Challenge –
Locate all lines with the word "الأعمش". Copy them.

Records provided –
- - -

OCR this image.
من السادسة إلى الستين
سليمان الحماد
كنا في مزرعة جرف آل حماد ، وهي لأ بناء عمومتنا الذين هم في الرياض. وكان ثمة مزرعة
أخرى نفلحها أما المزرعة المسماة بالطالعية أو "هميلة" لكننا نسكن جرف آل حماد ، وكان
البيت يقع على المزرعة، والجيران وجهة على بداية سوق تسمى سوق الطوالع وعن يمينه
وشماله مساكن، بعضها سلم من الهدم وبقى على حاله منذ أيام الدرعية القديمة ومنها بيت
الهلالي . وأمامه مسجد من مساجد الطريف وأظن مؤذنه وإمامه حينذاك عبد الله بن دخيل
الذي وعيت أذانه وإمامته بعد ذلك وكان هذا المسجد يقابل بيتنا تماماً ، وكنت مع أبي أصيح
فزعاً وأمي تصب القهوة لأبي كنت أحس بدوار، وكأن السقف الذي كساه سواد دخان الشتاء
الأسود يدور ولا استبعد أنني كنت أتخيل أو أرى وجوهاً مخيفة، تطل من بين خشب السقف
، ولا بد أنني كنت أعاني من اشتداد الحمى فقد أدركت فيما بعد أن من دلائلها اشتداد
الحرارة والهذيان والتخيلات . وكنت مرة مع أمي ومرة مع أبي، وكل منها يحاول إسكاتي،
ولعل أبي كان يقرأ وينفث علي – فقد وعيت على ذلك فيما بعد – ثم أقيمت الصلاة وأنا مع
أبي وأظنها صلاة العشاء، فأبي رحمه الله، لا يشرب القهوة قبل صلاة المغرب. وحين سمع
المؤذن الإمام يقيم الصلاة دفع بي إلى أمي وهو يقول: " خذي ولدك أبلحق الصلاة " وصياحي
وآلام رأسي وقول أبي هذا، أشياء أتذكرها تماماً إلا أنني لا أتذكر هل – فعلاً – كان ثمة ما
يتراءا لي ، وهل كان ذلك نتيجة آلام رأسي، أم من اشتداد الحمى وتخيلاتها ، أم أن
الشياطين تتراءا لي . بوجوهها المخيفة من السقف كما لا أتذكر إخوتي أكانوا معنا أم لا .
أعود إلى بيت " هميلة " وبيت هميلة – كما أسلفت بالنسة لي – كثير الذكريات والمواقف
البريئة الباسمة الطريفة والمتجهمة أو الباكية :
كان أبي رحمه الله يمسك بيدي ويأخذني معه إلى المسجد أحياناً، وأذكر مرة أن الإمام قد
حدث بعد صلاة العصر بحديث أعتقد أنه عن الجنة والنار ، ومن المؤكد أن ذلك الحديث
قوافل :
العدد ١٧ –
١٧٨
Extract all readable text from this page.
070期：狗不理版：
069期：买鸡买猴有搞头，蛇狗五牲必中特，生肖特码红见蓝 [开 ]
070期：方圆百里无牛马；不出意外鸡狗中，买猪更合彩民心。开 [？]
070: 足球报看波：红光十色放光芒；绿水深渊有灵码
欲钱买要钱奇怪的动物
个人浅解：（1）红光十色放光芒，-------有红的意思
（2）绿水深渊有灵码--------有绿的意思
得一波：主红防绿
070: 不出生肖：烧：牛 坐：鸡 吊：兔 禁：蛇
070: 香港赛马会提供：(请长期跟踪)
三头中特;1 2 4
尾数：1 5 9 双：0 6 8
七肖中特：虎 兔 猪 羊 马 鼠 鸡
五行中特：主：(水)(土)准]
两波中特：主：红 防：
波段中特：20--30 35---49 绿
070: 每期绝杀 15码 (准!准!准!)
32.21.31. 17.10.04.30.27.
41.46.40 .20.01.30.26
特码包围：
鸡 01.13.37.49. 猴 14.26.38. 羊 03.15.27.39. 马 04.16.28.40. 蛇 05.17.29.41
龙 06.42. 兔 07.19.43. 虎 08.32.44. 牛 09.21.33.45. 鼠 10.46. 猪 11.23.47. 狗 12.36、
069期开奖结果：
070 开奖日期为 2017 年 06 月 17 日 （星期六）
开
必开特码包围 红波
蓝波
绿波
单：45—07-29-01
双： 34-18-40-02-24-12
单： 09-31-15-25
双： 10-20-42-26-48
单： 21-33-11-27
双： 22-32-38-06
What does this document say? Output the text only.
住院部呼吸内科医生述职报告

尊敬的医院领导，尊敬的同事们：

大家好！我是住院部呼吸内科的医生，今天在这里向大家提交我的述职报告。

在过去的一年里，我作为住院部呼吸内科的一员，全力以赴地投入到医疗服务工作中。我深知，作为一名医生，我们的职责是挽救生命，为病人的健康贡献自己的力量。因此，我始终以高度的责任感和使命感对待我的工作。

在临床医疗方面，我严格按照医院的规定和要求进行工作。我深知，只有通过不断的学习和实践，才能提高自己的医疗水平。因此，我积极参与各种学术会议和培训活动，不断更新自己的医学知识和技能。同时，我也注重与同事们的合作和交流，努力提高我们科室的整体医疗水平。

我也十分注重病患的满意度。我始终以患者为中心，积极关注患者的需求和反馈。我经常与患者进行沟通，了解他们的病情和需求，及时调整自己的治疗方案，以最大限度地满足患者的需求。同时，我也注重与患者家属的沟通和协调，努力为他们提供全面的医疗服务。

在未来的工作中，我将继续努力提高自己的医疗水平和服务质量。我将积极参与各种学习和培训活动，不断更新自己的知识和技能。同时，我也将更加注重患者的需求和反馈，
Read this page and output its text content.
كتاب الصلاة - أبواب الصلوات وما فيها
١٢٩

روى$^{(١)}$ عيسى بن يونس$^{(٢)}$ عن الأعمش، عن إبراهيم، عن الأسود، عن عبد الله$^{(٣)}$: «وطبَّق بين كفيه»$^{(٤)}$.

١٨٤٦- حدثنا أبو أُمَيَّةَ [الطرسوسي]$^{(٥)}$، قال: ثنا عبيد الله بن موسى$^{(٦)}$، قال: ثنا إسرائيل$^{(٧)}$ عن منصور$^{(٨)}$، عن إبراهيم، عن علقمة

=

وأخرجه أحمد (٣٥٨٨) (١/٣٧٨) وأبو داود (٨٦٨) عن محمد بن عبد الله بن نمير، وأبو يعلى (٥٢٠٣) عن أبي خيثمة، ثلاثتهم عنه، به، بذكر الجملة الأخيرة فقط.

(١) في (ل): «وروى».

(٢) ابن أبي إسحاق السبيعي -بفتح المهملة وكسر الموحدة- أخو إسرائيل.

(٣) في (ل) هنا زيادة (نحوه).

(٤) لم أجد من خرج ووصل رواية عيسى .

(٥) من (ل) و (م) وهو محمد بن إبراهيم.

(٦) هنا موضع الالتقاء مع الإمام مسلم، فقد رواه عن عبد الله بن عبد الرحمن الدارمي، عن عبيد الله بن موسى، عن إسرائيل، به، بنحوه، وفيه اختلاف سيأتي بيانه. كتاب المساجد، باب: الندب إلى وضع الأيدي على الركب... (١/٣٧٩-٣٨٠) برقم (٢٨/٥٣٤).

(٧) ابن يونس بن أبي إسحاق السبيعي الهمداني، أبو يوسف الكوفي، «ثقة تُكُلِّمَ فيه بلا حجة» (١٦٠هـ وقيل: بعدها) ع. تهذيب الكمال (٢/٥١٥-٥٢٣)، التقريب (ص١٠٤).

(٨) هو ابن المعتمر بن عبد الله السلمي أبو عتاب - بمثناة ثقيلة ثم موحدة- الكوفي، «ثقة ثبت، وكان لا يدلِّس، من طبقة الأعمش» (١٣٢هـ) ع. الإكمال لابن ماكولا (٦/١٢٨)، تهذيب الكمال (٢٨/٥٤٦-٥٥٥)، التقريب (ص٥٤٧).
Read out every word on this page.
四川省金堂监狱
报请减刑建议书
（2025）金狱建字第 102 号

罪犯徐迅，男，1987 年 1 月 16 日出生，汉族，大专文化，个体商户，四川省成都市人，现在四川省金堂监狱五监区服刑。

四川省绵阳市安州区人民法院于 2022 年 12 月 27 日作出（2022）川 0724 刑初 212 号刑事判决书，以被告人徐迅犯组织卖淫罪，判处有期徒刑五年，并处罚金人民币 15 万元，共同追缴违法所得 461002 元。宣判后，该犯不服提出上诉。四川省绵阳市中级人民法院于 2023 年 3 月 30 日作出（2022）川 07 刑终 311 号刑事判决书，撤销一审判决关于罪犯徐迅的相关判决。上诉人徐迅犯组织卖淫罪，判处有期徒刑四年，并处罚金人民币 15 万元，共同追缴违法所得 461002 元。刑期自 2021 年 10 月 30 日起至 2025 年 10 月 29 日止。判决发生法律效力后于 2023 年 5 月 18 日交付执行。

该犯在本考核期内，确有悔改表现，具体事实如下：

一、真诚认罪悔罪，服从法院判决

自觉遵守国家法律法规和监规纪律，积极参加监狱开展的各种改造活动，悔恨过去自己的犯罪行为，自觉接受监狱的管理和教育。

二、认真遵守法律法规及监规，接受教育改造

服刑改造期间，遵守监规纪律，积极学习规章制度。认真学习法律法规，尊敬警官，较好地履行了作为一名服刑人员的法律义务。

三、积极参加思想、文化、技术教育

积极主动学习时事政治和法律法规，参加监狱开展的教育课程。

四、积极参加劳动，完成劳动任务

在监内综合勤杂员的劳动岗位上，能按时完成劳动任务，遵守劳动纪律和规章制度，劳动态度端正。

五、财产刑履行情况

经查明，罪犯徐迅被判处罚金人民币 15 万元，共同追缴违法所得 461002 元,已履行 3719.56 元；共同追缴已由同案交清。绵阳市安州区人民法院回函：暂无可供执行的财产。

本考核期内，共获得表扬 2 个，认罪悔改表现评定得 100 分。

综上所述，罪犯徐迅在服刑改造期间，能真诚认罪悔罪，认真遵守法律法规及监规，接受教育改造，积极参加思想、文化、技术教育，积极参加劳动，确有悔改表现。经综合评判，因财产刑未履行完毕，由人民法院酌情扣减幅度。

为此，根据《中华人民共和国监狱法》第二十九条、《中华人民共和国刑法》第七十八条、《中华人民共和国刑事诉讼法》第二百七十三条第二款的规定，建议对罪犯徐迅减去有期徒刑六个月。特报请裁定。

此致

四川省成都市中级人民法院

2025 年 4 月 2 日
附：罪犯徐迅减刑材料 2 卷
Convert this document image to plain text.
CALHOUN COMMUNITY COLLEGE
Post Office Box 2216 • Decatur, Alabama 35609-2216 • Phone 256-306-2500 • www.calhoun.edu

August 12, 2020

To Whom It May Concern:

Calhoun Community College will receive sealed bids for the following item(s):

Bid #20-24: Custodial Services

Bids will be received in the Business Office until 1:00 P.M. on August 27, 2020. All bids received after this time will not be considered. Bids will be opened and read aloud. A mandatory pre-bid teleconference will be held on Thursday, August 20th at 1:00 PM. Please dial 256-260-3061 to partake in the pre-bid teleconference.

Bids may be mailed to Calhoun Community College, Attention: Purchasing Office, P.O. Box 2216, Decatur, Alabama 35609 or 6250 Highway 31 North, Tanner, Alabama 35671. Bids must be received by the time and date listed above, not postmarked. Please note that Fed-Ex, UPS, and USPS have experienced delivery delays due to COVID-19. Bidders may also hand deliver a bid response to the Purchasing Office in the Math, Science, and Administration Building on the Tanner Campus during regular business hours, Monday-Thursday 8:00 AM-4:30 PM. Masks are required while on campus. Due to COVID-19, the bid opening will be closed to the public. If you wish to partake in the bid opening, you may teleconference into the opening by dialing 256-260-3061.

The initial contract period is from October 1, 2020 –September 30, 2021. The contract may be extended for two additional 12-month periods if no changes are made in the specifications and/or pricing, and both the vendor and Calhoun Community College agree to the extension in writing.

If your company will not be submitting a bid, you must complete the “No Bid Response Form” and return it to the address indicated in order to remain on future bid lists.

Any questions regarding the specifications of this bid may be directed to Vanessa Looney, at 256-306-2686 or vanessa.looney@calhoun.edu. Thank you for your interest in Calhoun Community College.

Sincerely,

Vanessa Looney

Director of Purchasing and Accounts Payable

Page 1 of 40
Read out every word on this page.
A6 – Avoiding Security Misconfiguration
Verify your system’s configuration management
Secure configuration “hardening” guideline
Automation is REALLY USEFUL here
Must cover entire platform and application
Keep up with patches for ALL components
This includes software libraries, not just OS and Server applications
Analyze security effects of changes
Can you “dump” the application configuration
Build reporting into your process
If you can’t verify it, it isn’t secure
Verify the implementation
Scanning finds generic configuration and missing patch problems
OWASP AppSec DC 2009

- - -

Task answer –
روى$^{(١)}$ عيسى بن يونس$^{(٢)}$ عن الأعمش، عن إبراهيم، عن الأسود، عن عبد الله$^{(٣)}$: «وطبَّق بين كفيه»$^{(٤)}$.
(٨) هو ابن المعتمر بن عبد الله السلمي أبو عتاب - بمثناة ثقيلة ثم موحدة- الكوفي، «ثقة ثبت، وكان لا يدلِّس، من طبقة الأعمش» (١٣٢هـ) ع. الإكمال لابن ماكولا (٦/١٢٨)، تهذيب الكمال (٢٨/٥٤٦-٥٥٥)، التقريب (ص٥٤٧).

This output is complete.